──────── Stored data ────────
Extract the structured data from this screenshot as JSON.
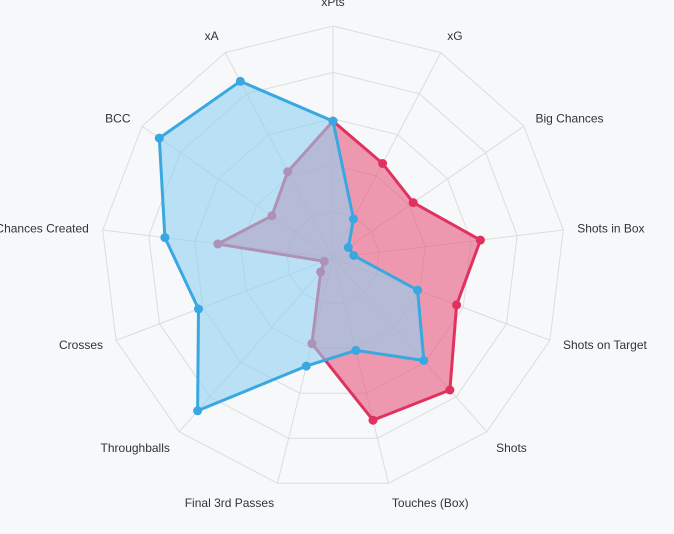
{
  "chart_data": {
    "type": "radar",
    "axes": [
      "xPts",
      "xG",
      "Big Chances",
      "Shots in Box",
      "Shots on Target",
      "Shots",
      "Touches (Box)",
      "Final 3rd Passes",
      "Throughballs",
      "Crosses",
      "Chances Created",
      "BCC",
      "xA"
    ],
    "range": [
      0,
      100
    ],
    "rings": 5,
    "grid": true,
    "legend": "none",
    "series": [
      {
        "color": "#e0325f",
        "fill": "#e8587d",
        "values": [
          59,
          46,
          42,
          64,
          57,
          76,
          72,
          38,
          8,
          4,
          50,
          32,
          42
        ]
      },
      {
        "color": "#3aa8e0",
        "fill": "#8fd0f0",
        "values": [
          59,
          19,
          8,
          9,
          39,
          59,
          41,
          48,
          88,
          62,
          73,
          91,
          86
        ]
      }
    ]
  }
}
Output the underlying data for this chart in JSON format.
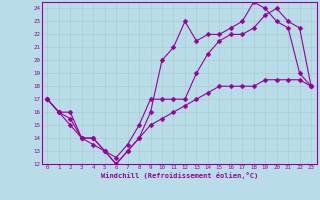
{
  "xlabel": "Windchill (Refroidissement éolien,°C)",
  "xlim": [
    -0.5,
    23.5
  ],
  "ylim": [
    12,
    24.5
  ],
  "xticks": [
    0,
    1,
    2,
    3,
    4,
    5,
    6,
    7,
    8,
    9,
    10,
    11,
    12,
    13,
    14,
    15,
    16,
    17,
    18,
    19,
    20,
    21,
    22,
    23
  ],
  "yticks": [
    12,
    13,
    14,
    15,
    16,
    17,
    18,
    19,
    20,
    21,
    22,
    23,
    24
  ],
  "bg_color": "#b8dde8",
  "line_color": "#990099",
  "grid_color": "#aacccc",
  "line1_x": [
    0,
    1,
    2,
    3,
    4,
    5,
    6,
    7,
    8,
    9,
    10,
    11,
    12,
    13,
    14,
    15,
    16,
    17,
    18,
    19,
    20,
    21,
    22,
    23
  ],
  "line1_y": [
    17,
    16,
    15.5,
    14,
    14,
    13,
    12,
    13,
    14,
    16,
    20,
    21,
    23,
    21.5,
    22,
    22,
    22.5,
    23,
    24.5,
    24,
    23,
    22.5,
    19,
    18
  ],
  "line2_x": [
    0,
    1,
    2,
    3,
    4,
    5,
    6,
    7,
    8,
    9,
    10,
    11,
    12,
    13,
    14,
    15,
    16,
    17,
    18,
    19,
    20,
    21,
    22,
    23
  ],
  "line2_y": [
    17,
    16,
    16,
    14,
    13.5,
    13,
    12.5,
    13.5,
    15,
    17,
    17,
    17,
    17,
    19,
    20.5,
    21.5,
    22,
    22,
    22.5,
    23.5,
    24,
    23,
    22.5,
    18
  ],
  "line3_x": [
    0,
    1,
    2,
    3,
    4,
    5,
    6,
    7,
    8,
    9,
    10,
    11,
    12,
    13,
    14,
    15,
    16,
    17,
    18,
    19,
    20,
    21,
    22,
    23
  ],
  "line3_y": [
    17,
    16,
    15,
    14,
    14,
    13,
    12,
    13,
    14,
    15,
    15.5,
    16,
    16.5,
    17,
    17.5,
    18,
    18,
    18,
    18,
    18.5,
    18.5,
    18.5,
    18.5,
    18
  ]
}
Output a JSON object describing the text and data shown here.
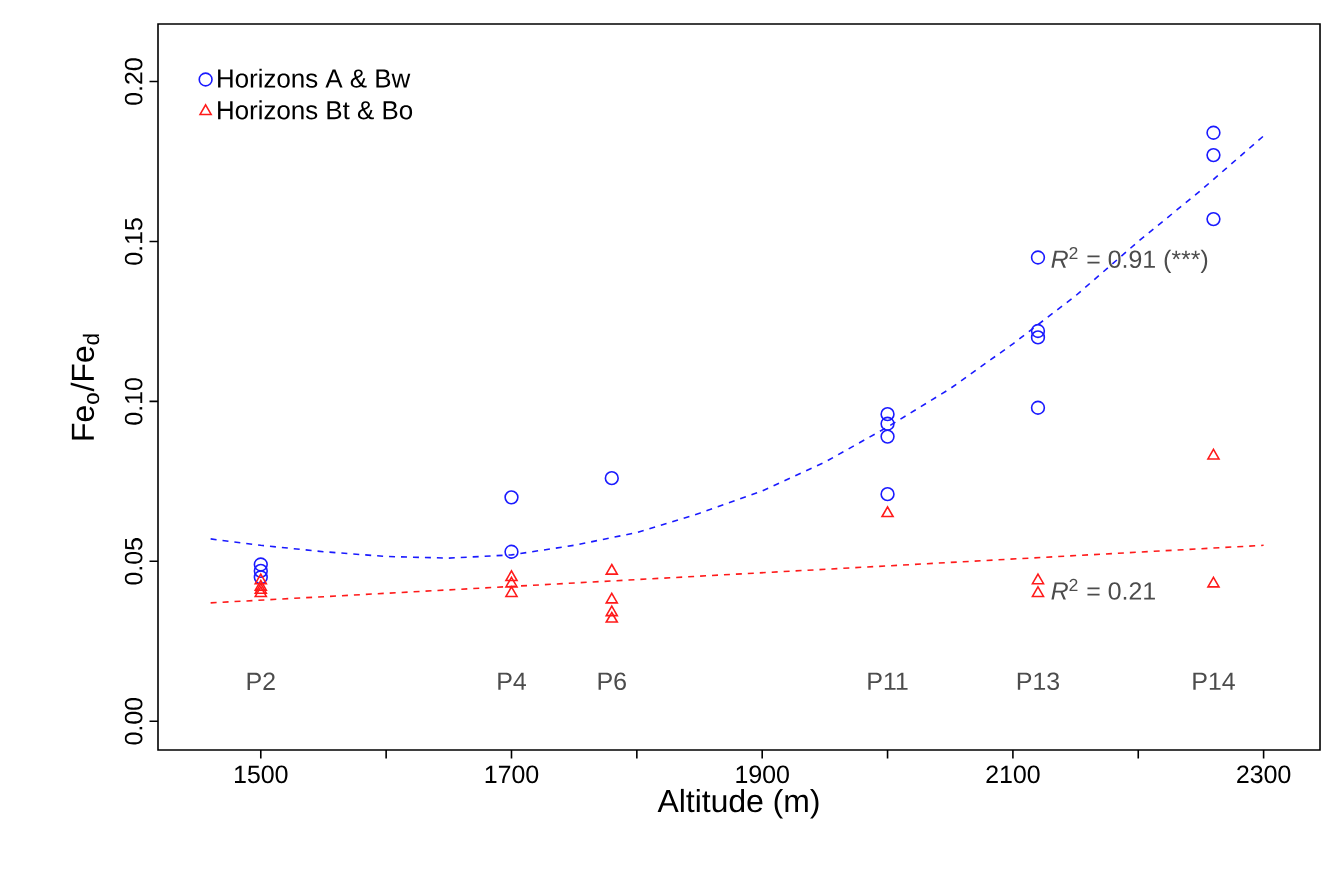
{
  "chart_data": {
    "type": "scatter",
    "xlabel": "Altitude (m)",
    "ylabel": "Fe$_{o}$/Fe$_{d}$",
    "xlim": [
      1418,
      2345
    ],
    "ylim": [
      -0.009,
      0.218
    ],
    "xticks": [
      1500,
      {
        "value": 1600,
        "label": null
      },
      1700,
      {
        "value": 1800,
        "label": null
      },
      1900,
      {
        "value": 2000,
        "label": null
      },
      2100,
      {
        "value": 2200,
        "label": null
      },
      2300
    ],
    "yticks": [
      {
        "value": 0,
        "label": "0.00"
      },
      {
        "value": 0.05,
        "label": "0.05"
      },
      {
        "value": 0.1,
        "label": "0.10"
      },
      {
        "value": 0.15,
        "label": "0.15"
      },
      {
        "value": 0.2,
        "label": "0.20"
      }
    ],
    "grid": false,
    "legend": "top left",
    "series": [
      {
        "name": "Horizons A & Bw",
        "marker": "circle",
        "color": "#1a1aff",
        "x": [
          1500,
          1500,
          1500,
          1700,
          1700,
          1780,
          2000,
          2000,
          2000,
          2000,
          2120,
          2120,
          2120,
          2120,
          2260,
          2260,
          2260
        ],
        "values": [
          0.049,
          0.047,
          0.045,
          0.07,
          0.053,
          0.076,
          0.096,
          0.093,
          0.089,
          0.071,
          0.145,
          0.122,
          0.12,
          0.098,
          0.184,
          0.177,
          0.157
        ]
      },
      {
        "name": "Horizons Bt & Bo",
        "marker": "triangle",
        "color": "#ff1a1a",
        "x": [
          1500,
          1500,
          1500,
          1500,
          1700,
          1700,
          1700,
          1780,
          1780,
          1780,
          1780,
          2000,
          2120,
          2120,
          2260,
          2260
        ],
        "values": [
          0.044,
          0.042,
          0.041,
          0.04,
          0.045,
          0.043,
          0.04,
          0.047,
          0.038,
          0.034,
          0.032,
          0.065,
          0.044,
          0.04,
          0.083,
          0.043
        ]
      },
      {
        "type": "line",
        "line_style": "dashed",
        "color": "#1a1aff",
        "x": [
          1460,
          1500,
          1550,
          1600,
          1650,
          1700,
          1750,
          1800,
          1850,
          1900,
          1950,
          2000,
          2050,
          2100,
          2150,
          2200,
          2250,
          2300
        ],
        "values": [
          0.057,
          0.055,
          0.053,
          0.0515,
          0.051,
          0.052,
          0.055,
          0.059,
          0.065,
          0.072,
          0.081,
          0.092,
          0.104,
          0.118,
          0.133,
          0.15,
          0.166,
          0.183
        ]
      },
      {
        "type": "line",
        "line_style": "dashed",
        "color": "#ff1a1a",
        "x": [
          1460,
          2300
        ],
        "values": [
          0.037,
          0.055
        ]
      }
    ],
    "annotations": [
      "P2",
      "P4",
      "P6",
      "P11",
      "P13",
      "P14",
      "*R*$^{2}$ = 0.91 (***)",
      "*R*$^{2}$ = 0.21"
    ]
  }
}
────────
Your task: In your copy of the records, include no pictures; repeat everything else exactly.

Answer to this problem:
Extract the structured data from this screenshot as JSON.
{
  "chart_data": {
    "type": "radar",
    "axes": [
      "xPts",
      "xG",
      "Big Chances",
      "Shots in Box",
      "Shots on Target",
      "Shots",
      "Touches (Box)",
      "Final 3rd Passes",
      "Throughballs",
      "Crosses",
      "Chances Created",
      "BCC",
      "xA"
    ],
    "range": [
      0,
      100
    ],
    "rings": 5,
    "grid": true,
    "legend": "none",
    "series": [
      {
        "color": "#e0325f",
        "fill": "#e8587d",
        "values": [
          59,
          46,
          42,
          64,
          57,
          76,
          72,
          38,
          8,
          4,
          50,
          32,
          42
        ]
      },
      {
        "color": "#3aa8e0",
        "fill": "#8fd0f0",
        "values": [
          59,
          19,
          8,
          9,
          39,
          59,
          41,
          48,
          88,
          62,
          73,
          91,
          86
        ]
      }
    ]
  }
}
Output the underlying data for this chart in JSON format.
{
  "xlabel": "Windchill (Refroidissement éolien,°C)",
  "xlim": [
    -0.5,
    23.5
  ],
  "ylim": [
    12,
    24.5
  ],
  "xticks": [
    0,
    1,
    2,
    3,
    4,
    5,
    6,
    7,
    8,
    9,
    10,
    11,
    12,
    13,
    14,
    15,
    16,
    17,
    18,
    19,
    20,
    21,
    22,
    23
  ],
  "yticks": [
    12,
    13,
    14,
    15,
    16,
    17,
    18,
    19,
    20,
    21,
    22,
    23,
    24
  ],
  "bg_color": "#b8dde8",
  "line_color": "#990099",
  "grid_color": "#aacccc",
  "line1_x": [
    0,
    1,
    2,
    3,
    4,
    5,
    6,
    7,
    8,
    9,
    10,
    11,
    12,
    13,
    14,
    15,
    16,
    17,
    18,
    19,
    20,
    21,
    22,
    23
  ],
  "line1_y": [
    17,
    16,
    15.5,
    14,
    14,
    13,
    12,
    13,
    14,
    16,
    20,
    21,
    23,
    21.5,
    22,
    22,
    22.5,
    23,
    24.5,
    24,
    23,
    22.5,
    19,
    18
  ],
  "line2_x": [
    0,
    1,
    2,
    3,
    4,
    5,
    6,
    7,
    8,
    9,
    10,
    11,
    12,
    13,
    14,
    15,
    16,
    17,
    18,
    19,
    20,
    21,
    22,
    23
  ],
  "line2_y": [
    17,
    16,
    16,
    14,
    13.5,
    13,
    12.5,
    13.5,
    15,
    17,
    17,
    17,
    17,
    19,
    20.5,
    21.5,
    22,
    22,
    22.5,
    23.5,
    24,
    23,
    22.5,
    18
  ],
  "line3_x": [
    0,
    1,
    2,
    3,
    4,
    5,
    6,
    7,
    8,
    9,
    10,
    11,
    12,
    13,
    14,
    15,
    16,
    17,
    18,
    19,
    20,
    21,
    22,
    23
  ],
  "line3_y": [
    17,
    16,
    15,
    14,
    14,
    13,
    12,
    13,
    14,
    15,
    15.5,
    16,
    16.5,
    17,
    17.5,
    18,
    18,
    18,
    18,
    18.5,
    18.5,
    18.5,
    18.5,
    18
  ]
}
Output a JSON object describing the text and data shown here.
{
  "chart_data": {
    "type": "scatter",
    "xlabel": "Altitude (m)",
    "ylabel": "Fe$_{o}$/Fe$_{d}$",
    "xlim": [
      1418,
      2345
    ],
    "ylim": [
      -0.009,
      0.218
    ],
    "xticks": [
      1500,
      {
        "value": 1600,
        "label": null
      },
      1700,
      {
        "value": 1800,
        "label": null
      },
      1900,
      {
        "value": 2000,
        "label": null
      },
      2100,
      {
        "value": 2200,
        "label": null
      },
      2300
    ],
    "yticks": [
      {
        "value": 0,
        "label": "0.00"
      },
      {
        "value": 0.05,
        "label": "0.05"
      },
      {
        "value": 0.1,
        "label": "0.10"
      },
      {
        "value": 0.15,
        "label": "0.15"
      },
      {
        "value": 0.2,
        "label": "0.20"
      }
    ],
    "grid": false,
    "legend": "top left",
    "series": [
      {
        "name": "Horizons A & Bw",
        "marker": "circle",
        "color": "#1a1aff",
        "x": [
          1500,
          1500,
          1500,
          1700,
          1700,
          1780,
          2000,
          2000,
          2000,
          2000,
          2120,
          2120,
          2120,
          2120,
          2260,
          2260,
          2260
        ],
        "values": [
          0.049,
          0.047,
          0.045,
          0.07,
          0.053,
          0.076,
          0.096,
          0.093,
          0.089,
          0.071,
          0.145,
          0.122,
          0.12,
          0.098,
          0.184,
          0.177,
          0.157
        ]
      },
      {
        "name": "Horizons Bt & Bo",
        "marker": "triangle",
        "color": "#ff1a1a",
        "x": [
          1500,
          1500,
          1500,
          1500,
          1700,
          1700,
          1700,
          1780,
          1780,
          1780,
          1780,
          2000,
          2120,
          2120,
          2260,
          2260
        ],
        "values": [
          0.044,
          0.042,
          0.041,
          0.04,
          0.045,
          0.043,
          0.04,
          0.047,
          0.038,
          0.034,
          0.032,
          0.065,
          0.044,
          0.04,
          0.083,
          0.043
        ]
      },
      {
        "type": "line",
        "line_style": "dashed",
        "color": "#1a1aff",
        "x": [
          1460,
          1500,
          1550,
          1600,
          1650,
          1700,
          1750,
          1800,
          1850,
          1900,
          1950,
          2000,
          2050,
          2100,
          2150,
          2200,
          2250,
          2300
        ],
        "values": [
          0.057,
          0.055,
          0.053,
          0.0515,
          0.051,
          0.052,
          0.055,
          0.059,
          0.065,
          0.072,
          0.081,
          0.092,
          0.104,
          0.118,
          0.133,
          0.15,
          0.166,
          0.183
        ]
      },
      {
        "type": "line",
        "line_style": "dashed",
        "color": "#ff1a1a",
        "x": [
          1460,
          2300
        ],
        "values": [
          0.037,
          0.055
        ]
      }
    ],
    "annotations": [
      "P2",
      "P4",
      "P6",
      "P11",
      "P13",
      "P14",
      "*R*$^{2}$ = 0.91 (***)",
      "*R*$^{2}$ = 0.21"
    ]
  }
}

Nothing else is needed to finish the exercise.